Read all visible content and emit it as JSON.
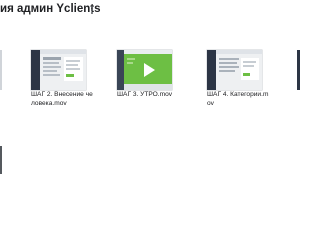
{
  "folder": {
    "title": "ия админ Yclients"
  },
  "files": [
    {
      "name": "ШАГ 2. Внесение человека.mov",
      "thumbnail": "screen-recording-form"
    },
    {
      "name": "ШАГ 3. УТРО.mov",
      "thumbnail": "video-play-green"
    },
    {
      "name": "ШАГ 4. Категории.mov",
      "thumbnail": "screen-recording-list"
    }
  ],
  "colors": {
    "accent_green": "#6dbf44",
    "sidebar_dark": "#2c3545",
    "text": "#202124"
  }
}
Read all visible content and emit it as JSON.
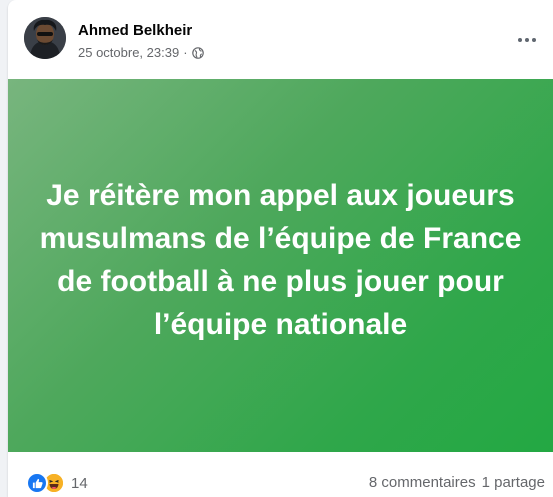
{
  "post": {
    "author": "Ahmed Belkheir",
    "date": "25 octobre, 23:39",
    "separator": "·",
    "visibility_icon": "globe-icon",
    "more_icon": "more-options-icon",
    "text": "Je réitère mon appel aux joueurs musulmans de l’équipe de France de football à ne plus jouer pour l’équipe nationale",
    "background_colors": [
      "#78b57e",
      "#23a843"
    ]
  },
  "footer": {
    "reaction_icons": [
      "like-icon",
      "haha-icon"
    ],
    "reaction_count": "14",
    "comments": "8 commentaires",
    "shares": "1 partage"
  },
  "colors": {
    "like": "#1877f2",
    "haha": "#f7b125",
    "secondary_text": "#65676b"
  }
}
◇ ◇ ◇
Tally the lines in the records above that contain the word "name", and give only that number.

*ANSWER TO THE EXERCISE*.
3